** What you will do **
Spot every line with the word "μήνυμα" and return it.

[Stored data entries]
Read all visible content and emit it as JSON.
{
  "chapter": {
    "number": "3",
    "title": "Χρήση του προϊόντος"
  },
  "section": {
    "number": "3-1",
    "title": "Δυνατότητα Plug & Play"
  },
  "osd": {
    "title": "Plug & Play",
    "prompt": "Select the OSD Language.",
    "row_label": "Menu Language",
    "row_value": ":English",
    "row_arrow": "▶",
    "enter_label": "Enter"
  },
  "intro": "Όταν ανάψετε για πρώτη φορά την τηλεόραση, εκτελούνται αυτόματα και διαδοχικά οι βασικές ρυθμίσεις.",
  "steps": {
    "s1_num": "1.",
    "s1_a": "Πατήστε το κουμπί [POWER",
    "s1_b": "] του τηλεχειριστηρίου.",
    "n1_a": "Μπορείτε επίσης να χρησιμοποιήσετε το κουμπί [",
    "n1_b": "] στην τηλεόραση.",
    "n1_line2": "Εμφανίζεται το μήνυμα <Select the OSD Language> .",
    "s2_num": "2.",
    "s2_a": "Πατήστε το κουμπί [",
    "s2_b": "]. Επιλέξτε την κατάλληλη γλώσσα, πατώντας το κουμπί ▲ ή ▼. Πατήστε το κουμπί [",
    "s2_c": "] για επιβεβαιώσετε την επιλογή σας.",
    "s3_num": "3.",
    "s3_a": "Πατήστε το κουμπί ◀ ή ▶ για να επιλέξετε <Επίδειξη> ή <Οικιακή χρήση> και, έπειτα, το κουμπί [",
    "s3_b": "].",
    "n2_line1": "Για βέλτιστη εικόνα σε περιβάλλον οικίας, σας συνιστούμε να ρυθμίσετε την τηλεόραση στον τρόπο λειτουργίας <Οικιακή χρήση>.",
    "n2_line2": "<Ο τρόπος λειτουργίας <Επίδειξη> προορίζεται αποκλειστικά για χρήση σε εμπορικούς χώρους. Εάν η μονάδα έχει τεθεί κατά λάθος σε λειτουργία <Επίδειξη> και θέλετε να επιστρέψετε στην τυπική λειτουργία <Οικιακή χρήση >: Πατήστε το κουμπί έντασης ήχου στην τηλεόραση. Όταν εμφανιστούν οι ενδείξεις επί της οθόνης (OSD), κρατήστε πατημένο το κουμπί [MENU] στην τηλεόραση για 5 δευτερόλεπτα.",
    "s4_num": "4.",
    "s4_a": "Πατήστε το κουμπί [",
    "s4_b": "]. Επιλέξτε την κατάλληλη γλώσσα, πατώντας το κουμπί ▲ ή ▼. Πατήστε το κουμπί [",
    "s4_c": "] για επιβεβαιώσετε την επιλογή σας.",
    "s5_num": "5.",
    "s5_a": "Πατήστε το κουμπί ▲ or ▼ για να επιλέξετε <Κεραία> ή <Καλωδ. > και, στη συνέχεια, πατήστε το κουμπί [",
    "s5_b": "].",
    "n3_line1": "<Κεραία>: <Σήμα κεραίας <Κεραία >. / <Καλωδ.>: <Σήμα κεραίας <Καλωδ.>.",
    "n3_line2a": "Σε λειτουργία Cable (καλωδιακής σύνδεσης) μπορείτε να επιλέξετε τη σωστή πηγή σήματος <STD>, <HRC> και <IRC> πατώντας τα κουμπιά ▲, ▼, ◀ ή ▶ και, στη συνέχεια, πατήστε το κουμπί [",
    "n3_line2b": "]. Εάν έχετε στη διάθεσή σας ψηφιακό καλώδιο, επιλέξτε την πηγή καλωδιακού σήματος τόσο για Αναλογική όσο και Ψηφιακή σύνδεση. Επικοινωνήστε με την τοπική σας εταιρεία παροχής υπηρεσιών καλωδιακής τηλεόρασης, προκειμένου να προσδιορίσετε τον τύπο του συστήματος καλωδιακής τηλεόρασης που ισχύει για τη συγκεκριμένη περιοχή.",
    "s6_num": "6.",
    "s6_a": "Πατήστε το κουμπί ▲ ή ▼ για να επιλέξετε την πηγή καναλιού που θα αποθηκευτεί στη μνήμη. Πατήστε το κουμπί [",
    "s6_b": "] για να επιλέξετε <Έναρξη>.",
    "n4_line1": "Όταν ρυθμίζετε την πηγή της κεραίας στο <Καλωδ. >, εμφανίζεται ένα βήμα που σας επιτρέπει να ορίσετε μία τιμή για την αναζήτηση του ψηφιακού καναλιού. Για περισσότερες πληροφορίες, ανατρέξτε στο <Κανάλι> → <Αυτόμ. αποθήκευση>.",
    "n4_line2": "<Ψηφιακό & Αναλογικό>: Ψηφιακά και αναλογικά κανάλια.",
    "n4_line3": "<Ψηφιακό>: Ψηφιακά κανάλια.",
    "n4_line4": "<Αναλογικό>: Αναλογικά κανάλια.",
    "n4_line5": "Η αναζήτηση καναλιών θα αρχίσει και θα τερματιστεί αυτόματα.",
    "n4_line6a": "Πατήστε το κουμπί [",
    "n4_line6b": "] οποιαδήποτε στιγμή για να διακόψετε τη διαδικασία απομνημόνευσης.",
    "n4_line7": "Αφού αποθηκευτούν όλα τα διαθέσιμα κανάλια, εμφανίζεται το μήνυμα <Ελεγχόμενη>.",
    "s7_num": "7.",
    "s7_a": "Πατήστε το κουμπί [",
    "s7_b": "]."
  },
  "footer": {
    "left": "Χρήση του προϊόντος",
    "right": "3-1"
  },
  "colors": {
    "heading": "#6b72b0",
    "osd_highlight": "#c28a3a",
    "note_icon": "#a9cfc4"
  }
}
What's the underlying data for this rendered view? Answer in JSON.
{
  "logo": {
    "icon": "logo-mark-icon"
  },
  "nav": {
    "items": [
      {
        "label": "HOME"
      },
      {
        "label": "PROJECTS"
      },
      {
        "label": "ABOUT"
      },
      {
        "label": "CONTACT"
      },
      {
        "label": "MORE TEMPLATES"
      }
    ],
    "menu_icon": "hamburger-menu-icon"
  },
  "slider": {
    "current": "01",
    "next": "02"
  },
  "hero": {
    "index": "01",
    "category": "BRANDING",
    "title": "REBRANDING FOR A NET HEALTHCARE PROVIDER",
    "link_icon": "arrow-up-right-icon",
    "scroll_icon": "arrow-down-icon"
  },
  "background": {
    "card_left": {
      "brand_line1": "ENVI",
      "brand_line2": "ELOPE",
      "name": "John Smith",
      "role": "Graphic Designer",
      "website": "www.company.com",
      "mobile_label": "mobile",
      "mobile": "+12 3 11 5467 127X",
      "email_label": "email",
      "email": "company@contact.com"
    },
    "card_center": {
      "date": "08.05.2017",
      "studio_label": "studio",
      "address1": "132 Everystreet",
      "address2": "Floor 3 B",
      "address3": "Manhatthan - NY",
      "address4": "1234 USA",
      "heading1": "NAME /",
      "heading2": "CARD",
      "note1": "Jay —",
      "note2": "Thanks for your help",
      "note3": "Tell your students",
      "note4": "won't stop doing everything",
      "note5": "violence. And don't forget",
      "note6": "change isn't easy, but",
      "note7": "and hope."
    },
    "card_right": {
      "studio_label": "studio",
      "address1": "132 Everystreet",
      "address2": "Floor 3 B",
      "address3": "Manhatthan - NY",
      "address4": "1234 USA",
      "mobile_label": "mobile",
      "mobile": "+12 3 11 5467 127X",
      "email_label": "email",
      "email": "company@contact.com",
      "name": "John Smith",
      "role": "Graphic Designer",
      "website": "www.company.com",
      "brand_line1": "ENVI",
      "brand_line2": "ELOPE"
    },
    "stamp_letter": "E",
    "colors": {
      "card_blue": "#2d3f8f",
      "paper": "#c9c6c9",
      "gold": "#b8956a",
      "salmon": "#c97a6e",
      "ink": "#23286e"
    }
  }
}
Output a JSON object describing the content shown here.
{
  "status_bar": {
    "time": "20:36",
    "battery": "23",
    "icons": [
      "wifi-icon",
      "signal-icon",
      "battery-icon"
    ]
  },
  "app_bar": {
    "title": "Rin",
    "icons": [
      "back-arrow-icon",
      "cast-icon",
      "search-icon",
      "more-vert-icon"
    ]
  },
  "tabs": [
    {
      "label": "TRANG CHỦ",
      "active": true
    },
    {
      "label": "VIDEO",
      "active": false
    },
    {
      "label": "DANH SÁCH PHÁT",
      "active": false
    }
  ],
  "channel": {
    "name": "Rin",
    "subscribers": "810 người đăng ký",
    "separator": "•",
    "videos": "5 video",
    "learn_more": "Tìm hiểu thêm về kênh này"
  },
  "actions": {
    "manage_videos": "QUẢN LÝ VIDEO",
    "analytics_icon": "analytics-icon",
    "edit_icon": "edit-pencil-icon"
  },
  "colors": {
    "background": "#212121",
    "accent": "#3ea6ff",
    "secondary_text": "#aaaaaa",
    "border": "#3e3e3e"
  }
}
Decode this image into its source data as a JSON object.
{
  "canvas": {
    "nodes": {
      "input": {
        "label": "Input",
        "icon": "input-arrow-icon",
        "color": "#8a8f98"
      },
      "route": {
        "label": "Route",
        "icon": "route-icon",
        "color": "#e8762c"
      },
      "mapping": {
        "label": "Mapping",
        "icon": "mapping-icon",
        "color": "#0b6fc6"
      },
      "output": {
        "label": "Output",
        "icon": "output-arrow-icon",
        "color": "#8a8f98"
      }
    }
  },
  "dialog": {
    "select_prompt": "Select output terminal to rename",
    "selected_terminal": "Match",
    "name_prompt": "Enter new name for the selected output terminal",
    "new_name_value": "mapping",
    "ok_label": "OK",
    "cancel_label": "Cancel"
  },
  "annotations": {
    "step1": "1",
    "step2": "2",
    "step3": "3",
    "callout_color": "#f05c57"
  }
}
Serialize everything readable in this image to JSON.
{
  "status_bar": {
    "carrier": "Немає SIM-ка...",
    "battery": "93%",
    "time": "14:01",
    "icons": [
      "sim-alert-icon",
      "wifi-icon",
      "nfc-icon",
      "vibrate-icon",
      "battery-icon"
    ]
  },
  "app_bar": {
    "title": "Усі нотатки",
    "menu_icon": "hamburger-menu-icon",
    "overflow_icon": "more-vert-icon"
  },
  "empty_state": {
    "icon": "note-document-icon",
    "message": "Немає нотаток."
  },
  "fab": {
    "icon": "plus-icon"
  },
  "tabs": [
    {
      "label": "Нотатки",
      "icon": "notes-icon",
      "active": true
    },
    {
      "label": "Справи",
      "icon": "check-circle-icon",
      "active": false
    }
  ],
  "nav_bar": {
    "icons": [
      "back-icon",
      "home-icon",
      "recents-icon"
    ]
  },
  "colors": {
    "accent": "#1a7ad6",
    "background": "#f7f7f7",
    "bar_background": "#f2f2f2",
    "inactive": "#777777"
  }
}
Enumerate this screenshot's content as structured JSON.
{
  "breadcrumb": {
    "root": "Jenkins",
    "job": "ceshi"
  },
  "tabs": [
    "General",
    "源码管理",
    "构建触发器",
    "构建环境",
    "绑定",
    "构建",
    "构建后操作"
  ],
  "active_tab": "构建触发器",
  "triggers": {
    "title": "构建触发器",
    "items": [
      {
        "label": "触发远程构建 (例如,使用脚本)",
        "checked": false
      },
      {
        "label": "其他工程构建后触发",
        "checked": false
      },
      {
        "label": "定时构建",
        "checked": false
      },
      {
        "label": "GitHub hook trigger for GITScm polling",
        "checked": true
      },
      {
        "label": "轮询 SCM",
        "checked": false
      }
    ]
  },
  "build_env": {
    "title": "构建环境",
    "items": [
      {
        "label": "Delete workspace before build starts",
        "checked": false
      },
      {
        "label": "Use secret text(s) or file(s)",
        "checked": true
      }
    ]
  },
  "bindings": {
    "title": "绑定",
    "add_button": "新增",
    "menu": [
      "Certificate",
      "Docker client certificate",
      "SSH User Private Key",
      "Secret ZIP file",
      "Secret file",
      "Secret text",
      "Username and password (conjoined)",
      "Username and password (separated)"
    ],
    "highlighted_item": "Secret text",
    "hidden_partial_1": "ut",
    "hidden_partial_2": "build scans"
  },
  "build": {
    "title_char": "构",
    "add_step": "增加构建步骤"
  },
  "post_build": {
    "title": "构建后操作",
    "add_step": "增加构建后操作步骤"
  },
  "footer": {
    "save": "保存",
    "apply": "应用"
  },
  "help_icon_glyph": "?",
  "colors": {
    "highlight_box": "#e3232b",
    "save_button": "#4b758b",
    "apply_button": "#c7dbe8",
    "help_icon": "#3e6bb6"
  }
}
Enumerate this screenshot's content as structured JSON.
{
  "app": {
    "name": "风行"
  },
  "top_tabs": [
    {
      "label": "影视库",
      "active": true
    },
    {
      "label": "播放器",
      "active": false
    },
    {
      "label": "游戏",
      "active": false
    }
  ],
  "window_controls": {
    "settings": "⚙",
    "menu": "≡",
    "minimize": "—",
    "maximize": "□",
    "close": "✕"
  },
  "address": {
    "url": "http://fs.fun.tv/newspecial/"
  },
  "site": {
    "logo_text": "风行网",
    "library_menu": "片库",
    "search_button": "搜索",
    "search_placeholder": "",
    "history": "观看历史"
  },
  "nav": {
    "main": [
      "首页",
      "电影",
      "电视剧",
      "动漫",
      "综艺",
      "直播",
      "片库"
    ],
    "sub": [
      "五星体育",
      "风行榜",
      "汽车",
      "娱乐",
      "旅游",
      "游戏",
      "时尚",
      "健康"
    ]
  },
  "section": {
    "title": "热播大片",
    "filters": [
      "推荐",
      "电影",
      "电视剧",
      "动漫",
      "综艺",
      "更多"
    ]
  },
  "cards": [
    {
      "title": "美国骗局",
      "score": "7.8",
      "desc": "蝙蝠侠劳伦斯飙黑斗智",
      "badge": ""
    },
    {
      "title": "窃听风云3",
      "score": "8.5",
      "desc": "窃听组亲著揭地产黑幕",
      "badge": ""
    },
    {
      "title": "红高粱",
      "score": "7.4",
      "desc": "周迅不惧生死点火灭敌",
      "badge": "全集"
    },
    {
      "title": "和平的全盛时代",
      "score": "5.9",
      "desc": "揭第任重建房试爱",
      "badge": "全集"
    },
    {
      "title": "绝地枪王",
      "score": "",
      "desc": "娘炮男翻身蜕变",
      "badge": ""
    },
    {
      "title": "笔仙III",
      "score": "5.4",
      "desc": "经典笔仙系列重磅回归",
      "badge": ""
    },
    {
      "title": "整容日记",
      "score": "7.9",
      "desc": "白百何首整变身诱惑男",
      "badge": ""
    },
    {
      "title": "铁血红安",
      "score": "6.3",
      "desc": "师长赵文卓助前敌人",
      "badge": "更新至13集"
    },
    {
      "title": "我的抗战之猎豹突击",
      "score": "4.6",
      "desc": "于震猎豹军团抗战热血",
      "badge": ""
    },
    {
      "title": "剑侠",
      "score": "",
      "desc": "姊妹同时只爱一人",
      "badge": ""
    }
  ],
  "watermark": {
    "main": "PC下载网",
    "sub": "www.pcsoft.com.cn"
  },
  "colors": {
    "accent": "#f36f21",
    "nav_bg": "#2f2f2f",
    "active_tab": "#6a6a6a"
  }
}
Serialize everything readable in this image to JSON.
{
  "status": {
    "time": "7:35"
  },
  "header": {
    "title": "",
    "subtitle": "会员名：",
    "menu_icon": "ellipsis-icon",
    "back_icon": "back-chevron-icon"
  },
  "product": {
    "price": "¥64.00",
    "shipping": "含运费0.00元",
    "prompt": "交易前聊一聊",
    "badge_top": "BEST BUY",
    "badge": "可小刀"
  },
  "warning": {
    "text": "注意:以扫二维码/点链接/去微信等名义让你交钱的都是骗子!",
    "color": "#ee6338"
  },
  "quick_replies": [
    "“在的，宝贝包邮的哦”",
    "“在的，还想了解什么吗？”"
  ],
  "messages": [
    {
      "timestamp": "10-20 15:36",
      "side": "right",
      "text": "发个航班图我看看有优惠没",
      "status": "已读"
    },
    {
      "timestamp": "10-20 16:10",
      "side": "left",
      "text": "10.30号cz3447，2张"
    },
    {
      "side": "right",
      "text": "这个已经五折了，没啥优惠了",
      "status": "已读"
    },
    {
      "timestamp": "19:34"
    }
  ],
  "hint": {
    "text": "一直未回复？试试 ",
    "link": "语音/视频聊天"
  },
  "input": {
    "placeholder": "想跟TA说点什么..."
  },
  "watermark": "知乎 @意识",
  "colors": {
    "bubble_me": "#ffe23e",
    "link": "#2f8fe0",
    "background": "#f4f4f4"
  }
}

** In response **
    "n1_line2": "Εμφανίζεται το μήνυμα <Select the OSD Language> .",
    "n4_line7": "Αφού αποθηκευτούν όλα τα διαθέσιμα κανάλια, εμφανίζεται το μήνυμα <Ελεγχόμενη>.",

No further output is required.